— Material provided —

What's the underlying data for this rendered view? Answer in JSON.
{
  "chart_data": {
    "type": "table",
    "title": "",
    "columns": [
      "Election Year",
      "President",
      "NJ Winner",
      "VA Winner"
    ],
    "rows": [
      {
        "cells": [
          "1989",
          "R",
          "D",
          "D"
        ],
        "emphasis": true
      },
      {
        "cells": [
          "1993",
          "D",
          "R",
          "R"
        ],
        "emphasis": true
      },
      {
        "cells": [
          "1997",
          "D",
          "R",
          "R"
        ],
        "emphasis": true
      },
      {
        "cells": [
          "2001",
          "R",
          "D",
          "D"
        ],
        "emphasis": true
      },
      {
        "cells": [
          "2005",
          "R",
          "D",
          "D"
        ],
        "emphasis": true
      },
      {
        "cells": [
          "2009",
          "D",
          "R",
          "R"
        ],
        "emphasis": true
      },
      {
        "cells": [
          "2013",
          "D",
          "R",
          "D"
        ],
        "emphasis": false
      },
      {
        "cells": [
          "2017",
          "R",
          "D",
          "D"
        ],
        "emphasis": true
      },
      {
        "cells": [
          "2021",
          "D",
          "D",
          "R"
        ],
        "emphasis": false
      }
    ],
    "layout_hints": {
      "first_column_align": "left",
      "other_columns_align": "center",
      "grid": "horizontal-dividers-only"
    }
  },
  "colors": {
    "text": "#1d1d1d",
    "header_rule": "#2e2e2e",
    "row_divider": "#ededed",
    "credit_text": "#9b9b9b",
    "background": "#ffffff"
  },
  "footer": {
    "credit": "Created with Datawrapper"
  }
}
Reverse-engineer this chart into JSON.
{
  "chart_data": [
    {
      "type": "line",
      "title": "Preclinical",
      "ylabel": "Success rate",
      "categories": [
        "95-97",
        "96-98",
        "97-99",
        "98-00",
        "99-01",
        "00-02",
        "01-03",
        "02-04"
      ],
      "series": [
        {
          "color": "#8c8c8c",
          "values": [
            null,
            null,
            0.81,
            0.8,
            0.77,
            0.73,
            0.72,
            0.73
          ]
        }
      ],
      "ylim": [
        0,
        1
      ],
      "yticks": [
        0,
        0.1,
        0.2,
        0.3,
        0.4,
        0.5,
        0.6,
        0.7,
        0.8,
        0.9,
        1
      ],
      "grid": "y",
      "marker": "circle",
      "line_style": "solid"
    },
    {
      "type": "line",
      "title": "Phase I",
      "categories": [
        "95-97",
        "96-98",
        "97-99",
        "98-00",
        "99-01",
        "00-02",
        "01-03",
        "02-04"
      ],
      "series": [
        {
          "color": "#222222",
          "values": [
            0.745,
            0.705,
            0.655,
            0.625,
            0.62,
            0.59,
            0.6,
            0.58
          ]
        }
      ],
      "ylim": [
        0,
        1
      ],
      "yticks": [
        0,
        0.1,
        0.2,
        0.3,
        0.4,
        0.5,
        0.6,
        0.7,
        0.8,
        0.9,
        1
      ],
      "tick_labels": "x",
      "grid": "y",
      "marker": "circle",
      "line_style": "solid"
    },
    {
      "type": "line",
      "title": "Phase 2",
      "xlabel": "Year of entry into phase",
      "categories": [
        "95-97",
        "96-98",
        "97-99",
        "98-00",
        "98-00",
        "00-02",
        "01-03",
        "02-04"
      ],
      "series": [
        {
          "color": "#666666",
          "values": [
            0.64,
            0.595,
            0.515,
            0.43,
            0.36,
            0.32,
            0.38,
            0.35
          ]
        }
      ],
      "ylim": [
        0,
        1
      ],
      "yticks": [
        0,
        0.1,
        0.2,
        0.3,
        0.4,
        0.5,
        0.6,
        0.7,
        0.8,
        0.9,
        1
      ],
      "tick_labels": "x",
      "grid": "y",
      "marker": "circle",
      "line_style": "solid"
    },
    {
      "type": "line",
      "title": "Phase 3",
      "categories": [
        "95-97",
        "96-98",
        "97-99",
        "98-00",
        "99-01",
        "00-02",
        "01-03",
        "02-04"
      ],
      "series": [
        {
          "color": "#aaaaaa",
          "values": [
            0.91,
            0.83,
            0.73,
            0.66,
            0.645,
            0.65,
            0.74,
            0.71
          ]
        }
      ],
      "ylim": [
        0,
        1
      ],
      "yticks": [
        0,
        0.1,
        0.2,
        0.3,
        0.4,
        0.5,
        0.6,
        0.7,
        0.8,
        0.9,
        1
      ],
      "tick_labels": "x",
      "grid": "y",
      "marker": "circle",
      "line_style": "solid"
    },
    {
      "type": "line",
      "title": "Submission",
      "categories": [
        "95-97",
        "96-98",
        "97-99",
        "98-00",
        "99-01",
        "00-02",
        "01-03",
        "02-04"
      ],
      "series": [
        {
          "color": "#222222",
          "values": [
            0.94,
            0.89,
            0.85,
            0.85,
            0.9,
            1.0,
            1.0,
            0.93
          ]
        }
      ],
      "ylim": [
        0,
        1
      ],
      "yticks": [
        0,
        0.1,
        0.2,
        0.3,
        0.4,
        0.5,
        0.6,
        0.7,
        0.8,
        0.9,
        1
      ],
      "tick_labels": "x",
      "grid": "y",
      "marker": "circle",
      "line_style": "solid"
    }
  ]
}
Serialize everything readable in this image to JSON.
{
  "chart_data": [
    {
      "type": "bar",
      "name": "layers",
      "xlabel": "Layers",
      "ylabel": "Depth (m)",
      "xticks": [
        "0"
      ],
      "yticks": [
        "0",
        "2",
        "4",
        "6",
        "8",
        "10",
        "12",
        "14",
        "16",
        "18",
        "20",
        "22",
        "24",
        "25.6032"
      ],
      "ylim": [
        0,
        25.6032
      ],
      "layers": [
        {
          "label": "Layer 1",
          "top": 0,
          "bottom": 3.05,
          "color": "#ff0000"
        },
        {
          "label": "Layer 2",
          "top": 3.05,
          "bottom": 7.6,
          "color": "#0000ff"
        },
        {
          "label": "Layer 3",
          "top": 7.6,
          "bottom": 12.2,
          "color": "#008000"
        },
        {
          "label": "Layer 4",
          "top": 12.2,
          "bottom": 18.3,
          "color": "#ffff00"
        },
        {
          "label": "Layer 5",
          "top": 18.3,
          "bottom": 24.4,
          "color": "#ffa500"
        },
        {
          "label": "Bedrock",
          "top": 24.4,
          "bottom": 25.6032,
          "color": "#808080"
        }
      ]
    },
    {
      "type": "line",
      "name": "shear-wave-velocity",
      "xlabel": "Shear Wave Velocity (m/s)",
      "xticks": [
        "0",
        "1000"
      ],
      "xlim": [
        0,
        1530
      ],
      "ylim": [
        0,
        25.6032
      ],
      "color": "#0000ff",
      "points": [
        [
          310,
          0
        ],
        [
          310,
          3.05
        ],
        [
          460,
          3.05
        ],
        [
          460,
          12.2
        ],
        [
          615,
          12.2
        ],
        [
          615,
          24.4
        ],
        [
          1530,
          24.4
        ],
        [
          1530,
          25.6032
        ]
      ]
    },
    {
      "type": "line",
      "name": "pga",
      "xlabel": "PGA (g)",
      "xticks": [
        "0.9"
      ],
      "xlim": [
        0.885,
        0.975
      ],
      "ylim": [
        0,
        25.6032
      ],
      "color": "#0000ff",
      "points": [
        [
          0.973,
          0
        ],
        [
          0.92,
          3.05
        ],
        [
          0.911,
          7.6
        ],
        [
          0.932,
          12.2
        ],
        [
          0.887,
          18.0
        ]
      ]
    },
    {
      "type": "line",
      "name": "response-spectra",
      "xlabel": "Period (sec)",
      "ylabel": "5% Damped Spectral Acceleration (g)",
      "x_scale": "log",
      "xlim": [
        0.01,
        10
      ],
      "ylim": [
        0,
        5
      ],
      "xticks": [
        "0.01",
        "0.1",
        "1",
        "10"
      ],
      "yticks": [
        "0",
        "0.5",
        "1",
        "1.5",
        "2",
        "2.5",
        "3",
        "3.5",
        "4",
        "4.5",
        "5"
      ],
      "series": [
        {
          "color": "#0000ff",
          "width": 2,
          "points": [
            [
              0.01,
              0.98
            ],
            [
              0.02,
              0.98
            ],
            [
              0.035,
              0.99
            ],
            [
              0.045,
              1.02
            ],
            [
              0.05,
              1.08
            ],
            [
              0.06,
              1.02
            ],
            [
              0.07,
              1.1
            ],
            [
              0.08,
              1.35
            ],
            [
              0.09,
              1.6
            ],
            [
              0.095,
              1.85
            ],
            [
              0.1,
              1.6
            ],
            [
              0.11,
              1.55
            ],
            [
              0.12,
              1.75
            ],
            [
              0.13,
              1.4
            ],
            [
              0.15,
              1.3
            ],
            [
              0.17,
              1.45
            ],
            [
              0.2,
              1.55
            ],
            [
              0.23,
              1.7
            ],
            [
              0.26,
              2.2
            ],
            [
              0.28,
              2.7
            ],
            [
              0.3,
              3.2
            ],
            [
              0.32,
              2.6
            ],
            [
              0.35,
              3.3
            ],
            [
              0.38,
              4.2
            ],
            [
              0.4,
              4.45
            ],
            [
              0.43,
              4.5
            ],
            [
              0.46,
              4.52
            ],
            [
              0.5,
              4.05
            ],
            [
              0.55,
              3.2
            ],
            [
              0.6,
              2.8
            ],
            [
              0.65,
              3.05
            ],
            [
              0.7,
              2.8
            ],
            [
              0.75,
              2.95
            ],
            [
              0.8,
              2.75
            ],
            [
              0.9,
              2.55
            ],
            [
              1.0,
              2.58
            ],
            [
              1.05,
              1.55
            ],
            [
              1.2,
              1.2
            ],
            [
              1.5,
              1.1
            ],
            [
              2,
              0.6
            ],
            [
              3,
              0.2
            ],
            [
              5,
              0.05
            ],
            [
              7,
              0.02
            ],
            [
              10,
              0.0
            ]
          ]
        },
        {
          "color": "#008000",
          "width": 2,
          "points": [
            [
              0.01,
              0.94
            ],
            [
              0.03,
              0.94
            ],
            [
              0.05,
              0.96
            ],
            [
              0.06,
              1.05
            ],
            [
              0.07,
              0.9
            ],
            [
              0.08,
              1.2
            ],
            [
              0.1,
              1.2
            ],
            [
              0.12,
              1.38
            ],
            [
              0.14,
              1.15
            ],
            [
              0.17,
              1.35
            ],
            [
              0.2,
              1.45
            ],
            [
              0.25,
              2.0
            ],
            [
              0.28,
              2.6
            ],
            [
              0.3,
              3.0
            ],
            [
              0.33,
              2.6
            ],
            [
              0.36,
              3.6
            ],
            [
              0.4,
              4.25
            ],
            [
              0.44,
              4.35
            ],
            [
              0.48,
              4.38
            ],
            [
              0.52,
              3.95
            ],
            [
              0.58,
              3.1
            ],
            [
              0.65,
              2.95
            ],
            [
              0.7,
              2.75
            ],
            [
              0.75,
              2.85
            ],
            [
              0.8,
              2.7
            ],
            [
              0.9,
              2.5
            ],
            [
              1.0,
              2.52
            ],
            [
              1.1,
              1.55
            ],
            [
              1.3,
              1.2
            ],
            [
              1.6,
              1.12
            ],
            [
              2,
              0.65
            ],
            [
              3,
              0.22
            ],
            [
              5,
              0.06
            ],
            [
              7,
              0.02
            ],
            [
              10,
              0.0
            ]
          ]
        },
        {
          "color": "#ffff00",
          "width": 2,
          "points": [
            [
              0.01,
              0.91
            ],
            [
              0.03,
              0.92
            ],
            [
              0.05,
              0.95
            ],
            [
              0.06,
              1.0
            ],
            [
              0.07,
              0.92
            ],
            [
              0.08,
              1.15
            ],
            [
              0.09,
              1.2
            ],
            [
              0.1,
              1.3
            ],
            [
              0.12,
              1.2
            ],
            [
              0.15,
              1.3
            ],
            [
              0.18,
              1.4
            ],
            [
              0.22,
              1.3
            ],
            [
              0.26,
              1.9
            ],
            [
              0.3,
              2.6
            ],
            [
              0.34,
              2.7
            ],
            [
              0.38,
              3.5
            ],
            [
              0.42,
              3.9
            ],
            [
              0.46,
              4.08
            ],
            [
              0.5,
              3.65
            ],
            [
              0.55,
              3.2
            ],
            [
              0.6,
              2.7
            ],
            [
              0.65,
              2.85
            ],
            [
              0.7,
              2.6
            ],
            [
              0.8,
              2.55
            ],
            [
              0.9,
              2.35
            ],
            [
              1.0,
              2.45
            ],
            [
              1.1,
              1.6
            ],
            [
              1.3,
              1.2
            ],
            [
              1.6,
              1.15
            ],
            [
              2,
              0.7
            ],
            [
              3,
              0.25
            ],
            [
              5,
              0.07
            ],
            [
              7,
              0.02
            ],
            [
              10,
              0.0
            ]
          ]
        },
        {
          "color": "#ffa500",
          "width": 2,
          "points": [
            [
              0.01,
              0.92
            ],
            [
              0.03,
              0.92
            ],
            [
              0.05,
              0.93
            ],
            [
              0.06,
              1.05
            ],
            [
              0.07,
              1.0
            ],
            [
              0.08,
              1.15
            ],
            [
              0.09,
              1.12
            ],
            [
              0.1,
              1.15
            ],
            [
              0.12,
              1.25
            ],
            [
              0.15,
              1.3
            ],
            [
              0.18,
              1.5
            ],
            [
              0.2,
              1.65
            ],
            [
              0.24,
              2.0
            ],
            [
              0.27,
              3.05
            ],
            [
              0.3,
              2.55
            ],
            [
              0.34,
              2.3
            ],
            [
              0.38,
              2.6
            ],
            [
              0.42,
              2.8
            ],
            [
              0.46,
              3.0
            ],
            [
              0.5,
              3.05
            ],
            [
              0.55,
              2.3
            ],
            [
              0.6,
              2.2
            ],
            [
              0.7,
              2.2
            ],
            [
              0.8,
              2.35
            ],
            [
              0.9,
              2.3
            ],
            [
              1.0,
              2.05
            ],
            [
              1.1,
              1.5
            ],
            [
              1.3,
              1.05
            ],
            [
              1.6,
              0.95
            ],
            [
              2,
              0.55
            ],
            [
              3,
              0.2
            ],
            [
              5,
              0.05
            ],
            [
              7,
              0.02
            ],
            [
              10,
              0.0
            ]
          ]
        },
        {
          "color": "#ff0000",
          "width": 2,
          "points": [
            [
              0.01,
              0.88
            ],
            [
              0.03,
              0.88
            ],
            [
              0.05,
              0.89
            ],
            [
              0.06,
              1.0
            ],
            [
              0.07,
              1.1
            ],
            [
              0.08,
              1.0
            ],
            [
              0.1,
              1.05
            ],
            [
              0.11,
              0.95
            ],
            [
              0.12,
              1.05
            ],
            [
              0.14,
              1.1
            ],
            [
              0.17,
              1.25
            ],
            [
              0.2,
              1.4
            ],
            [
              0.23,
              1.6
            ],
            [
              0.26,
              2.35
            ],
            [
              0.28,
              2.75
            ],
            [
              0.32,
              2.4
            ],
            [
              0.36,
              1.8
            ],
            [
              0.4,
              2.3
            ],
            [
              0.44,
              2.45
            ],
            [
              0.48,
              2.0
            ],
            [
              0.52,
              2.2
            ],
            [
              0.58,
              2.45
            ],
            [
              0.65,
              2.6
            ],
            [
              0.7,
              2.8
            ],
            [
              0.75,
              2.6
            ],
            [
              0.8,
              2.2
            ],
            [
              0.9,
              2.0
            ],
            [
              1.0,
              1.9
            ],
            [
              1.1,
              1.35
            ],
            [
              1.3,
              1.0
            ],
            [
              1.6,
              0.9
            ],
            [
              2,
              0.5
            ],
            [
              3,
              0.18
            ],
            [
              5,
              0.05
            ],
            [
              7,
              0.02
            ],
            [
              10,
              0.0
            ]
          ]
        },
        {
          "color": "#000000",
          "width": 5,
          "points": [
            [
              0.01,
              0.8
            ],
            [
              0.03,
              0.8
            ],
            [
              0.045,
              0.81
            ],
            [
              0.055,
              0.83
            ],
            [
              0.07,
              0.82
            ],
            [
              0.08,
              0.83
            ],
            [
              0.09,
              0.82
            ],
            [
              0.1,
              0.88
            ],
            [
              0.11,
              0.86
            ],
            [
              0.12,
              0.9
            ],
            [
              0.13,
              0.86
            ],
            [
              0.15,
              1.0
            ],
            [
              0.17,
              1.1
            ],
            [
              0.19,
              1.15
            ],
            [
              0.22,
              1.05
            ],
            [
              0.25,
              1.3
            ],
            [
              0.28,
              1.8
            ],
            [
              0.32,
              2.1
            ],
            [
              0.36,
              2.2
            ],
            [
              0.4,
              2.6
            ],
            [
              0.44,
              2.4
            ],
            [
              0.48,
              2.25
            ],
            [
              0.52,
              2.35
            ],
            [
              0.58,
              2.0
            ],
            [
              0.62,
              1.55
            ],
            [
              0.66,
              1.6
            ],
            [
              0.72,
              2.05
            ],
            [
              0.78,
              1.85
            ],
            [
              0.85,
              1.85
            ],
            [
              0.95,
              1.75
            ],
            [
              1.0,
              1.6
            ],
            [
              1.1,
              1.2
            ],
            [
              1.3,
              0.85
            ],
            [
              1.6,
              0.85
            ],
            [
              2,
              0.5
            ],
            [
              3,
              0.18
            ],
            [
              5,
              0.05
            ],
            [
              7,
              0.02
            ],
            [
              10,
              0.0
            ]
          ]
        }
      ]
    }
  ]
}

— What you will do —
Where a line of the records above holds the word "xlabel", copy that line.

— Answer to the problem —
      "xlabel": "Year of entry into phase",
      "xlabel": "Layers",
      "xlabel": "Shear Wave Velocity (m/s)",
      "xlabel": "PGA (g)",
      "xlabel": "Period (sec)",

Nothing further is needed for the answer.